WORK TO COMPLETE => Return each line of the records holding the string "page".
** begin RECORDS TO PROCESS **
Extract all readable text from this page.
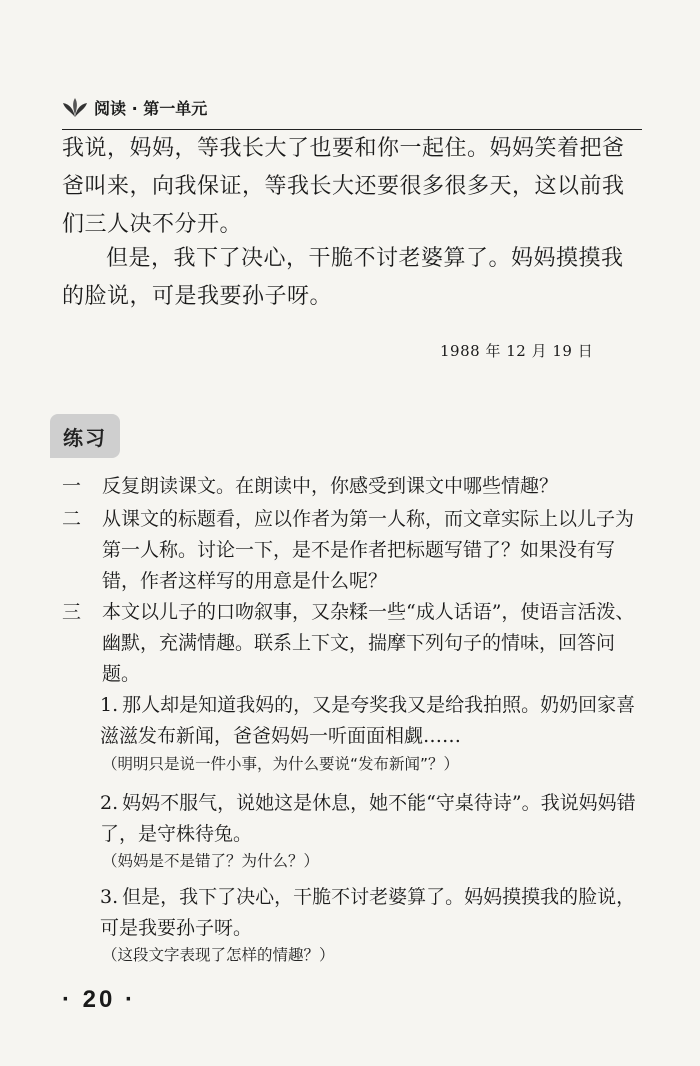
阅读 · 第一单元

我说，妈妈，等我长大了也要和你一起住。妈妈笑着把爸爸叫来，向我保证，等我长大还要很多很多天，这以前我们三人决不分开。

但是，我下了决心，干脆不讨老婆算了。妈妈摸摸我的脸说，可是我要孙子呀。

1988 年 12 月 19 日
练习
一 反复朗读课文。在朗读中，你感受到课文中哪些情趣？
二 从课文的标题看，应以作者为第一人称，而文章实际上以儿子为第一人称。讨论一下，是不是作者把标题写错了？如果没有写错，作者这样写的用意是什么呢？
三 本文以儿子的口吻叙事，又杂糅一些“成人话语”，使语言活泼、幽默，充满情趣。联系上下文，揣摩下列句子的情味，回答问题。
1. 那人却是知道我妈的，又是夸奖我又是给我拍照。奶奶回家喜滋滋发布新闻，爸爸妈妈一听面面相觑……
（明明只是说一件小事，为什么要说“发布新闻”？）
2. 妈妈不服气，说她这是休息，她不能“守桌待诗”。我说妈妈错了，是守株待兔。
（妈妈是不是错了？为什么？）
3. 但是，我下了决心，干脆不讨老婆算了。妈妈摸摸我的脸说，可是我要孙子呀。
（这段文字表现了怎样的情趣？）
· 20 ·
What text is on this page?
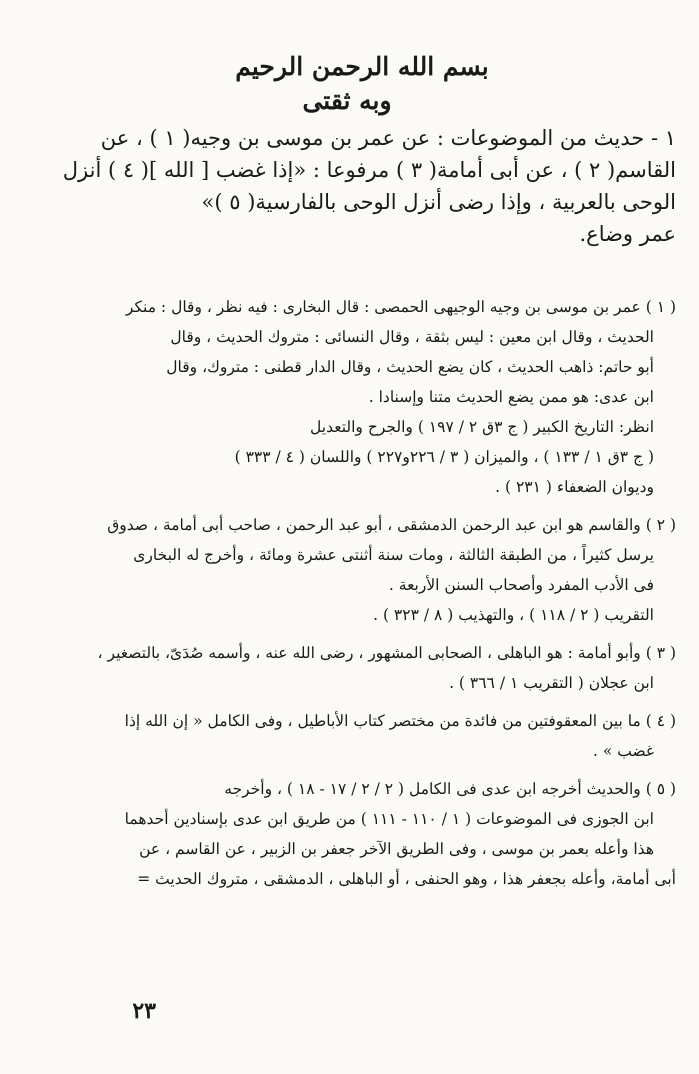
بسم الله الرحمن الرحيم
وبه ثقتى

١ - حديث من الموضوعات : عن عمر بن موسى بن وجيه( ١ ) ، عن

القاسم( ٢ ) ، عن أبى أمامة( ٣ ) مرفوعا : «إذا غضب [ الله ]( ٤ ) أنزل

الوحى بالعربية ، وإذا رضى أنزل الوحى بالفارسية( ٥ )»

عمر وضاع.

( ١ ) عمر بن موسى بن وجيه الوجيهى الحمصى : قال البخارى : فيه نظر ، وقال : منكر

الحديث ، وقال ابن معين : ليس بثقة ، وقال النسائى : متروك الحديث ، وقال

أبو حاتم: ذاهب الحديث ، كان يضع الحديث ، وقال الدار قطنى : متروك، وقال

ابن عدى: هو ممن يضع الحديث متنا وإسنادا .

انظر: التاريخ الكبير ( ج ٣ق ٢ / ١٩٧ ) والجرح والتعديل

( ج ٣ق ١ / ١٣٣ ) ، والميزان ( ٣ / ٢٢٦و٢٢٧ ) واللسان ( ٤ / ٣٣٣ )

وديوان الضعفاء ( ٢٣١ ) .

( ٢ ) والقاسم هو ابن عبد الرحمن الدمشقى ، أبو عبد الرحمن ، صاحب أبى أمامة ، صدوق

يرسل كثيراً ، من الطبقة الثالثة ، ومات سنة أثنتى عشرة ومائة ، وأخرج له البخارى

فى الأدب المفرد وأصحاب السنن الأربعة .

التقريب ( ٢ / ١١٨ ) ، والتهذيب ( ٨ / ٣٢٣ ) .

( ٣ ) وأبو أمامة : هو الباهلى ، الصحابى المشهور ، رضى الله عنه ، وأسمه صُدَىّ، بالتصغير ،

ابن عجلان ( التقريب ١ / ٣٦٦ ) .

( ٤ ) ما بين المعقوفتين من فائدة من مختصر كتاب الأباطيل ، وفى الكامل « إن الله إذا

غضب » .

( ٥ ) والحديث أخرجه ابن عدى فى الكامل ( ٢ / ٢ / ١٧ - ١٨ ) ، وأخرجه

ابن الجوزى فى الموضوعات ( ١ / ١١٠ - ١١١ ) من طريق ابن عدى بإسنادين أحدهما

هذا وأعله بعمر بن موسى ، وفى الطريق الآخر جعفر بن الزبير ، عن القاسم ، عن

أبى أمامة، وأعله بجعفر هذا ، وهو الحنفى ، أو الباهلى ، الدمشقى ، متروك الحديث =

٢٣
** end RECORDS TO PROCESS **
RESULT OF THIS EXERCISE =>
Extract all readable text from this page.
What text is on this page?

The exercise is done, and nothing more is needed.